:: PROVIDED RECORDS

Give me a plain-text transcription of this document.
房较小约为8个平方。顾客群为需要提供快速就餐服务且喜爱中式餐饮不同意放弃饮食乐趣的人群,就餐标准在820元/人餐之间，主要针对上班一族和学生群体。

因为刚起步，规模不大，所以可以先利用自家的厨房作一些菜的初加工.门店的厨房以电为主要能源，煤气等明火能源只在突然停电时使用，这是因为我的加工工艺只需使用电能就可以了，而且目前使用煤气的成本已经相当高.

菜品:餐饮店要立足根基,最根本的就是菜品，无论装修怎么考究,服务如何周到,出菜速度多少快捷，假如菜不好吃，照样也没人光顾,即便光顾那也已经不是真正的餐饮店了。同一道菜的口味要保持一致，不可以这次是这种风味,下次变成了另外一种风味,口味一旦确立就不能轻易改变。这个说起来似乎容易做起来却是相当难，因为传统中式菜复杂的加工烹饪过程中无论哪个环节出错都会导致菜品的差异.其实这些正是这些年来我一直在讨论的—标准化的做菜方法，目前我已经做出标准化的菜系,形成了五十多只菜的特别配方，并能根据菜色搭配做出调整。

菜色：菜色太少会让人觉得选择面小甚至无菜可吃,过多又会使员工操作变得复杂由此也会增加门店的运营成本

::::
:: PROVIDED RECORDS

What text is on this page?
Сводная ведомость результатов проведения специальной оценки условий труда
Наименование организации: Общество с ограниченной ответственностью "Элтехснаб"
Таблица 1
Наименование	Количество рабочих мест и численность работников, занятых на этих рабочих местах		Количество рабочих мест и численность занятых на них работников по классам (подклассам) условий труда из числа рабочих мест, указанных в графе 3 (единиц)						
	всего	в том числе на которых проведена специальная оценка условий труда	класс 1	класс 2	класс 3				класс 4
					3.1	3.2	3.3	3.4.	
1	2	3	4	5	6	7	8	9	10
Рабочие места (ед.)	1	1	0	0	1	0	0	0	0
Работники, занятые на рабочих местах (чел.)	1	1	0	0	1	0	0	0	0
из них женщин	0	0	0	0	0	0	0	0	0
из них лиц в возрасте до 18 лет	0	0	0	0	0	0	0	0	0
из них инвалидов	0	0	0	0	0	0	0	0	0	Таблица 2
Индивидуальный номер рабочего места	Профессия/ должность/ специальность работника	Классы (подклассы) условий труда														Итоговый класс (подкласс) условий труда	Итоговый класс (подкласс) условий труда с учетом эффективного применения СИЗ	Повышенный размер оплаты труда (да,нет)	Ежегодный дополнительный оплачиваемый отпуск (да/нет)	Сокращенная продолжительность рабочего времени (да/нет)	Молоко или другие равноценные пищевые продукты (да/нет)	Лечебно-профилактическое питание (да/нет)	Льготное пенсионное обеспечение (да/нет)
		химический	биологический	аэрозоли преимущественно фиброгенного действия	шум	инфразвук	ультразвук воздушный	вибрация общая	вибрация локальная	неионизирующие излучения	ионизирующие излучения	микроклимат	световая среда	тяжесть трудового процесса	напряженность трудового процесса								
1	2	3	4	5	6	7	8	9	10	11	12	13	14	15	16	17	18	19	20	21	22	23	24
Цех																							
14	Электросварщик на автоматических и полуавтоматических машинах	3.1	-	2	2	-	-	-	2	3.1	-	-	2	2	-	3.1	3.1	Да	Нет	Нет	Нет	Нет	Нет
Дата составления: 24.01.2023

::::
:: PROVIDED RECORDS

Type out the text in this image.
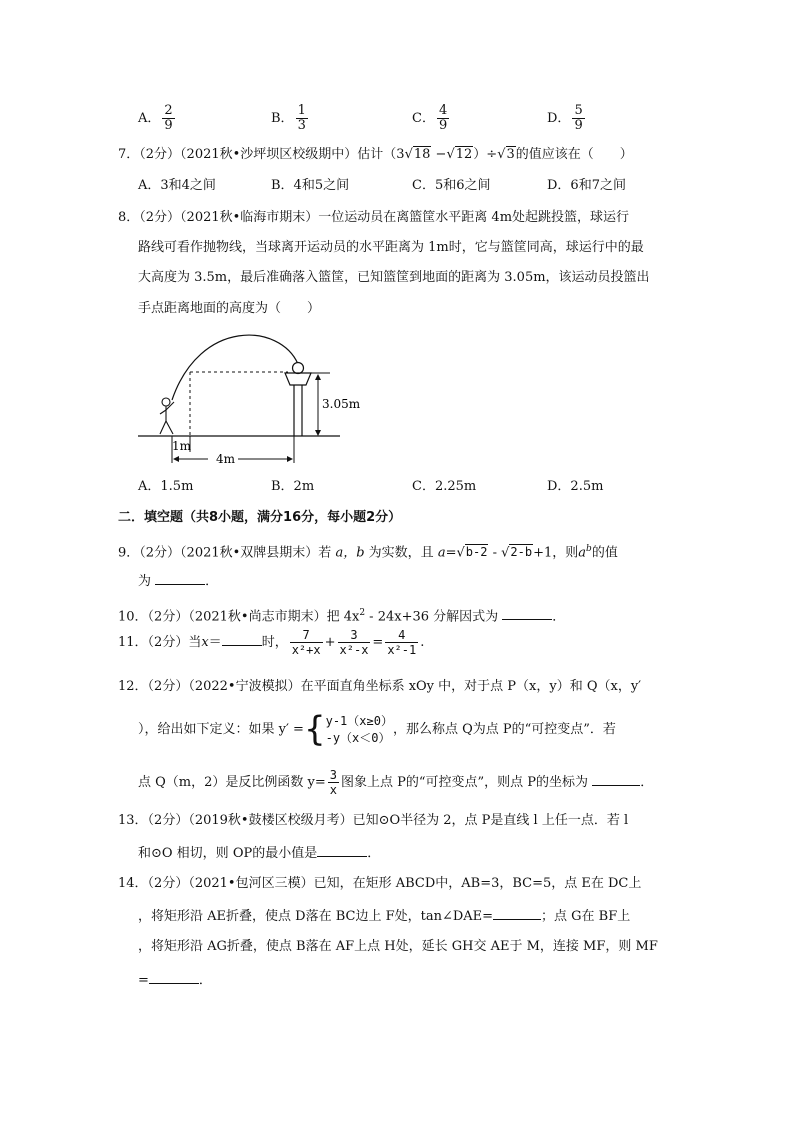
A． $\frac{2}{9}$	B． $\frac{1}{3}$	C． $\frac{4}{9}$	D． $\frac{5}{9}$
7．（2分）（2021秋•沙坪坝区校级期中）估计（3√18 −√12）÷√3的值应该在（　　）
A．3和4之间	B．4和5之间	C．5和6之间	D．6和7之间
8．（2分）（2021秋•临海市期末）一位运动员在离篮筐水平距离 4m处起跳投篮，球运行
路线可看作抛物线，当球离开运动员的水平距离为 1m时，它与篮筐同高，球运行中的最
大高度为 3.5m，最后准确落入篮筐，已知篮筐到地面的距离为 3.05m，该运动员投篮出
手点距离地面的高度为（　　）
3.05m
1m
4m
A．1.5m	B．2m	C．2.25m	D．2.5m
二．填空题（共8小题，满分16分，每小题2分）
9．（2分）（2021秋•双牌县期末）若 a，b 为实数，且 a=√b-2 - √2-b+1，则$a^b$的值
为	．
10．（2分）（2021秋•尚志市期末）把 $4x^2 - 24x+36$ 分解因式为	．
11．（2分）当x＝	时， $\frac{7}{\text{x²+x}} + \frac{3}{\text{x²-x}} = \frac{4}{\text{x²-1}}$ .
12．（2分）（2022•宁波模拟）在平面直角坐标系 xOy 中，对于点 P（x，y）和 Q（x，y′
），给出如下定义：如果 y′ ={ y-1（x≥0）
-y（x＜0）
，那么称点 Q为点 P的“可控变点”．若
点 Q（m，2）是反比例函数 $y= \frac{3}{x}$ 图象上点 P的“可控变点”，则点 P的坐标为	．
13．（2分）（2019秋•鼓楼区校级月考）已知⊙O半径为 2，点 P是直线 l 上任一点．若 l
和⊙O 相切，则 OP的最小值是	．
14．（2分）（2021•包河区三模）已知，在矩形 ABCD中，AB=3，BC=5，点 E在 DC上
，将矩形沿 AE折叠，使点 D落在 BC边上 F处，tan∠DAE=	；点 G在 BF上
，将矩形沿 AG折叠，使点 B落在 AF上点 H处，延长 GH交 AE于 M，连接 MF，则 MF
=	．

::::

## [GOAL]
Within the data above, pick out all lines holding the word "可控变点".

## [TASK RESULT]
，那么称点 Q为点 P的“可控变点”．若
点 Q（m，2）是反比例函数 $y= \frac{3}{x}$ 图象上点 P的“可控变点”，则点 P的坐标为	．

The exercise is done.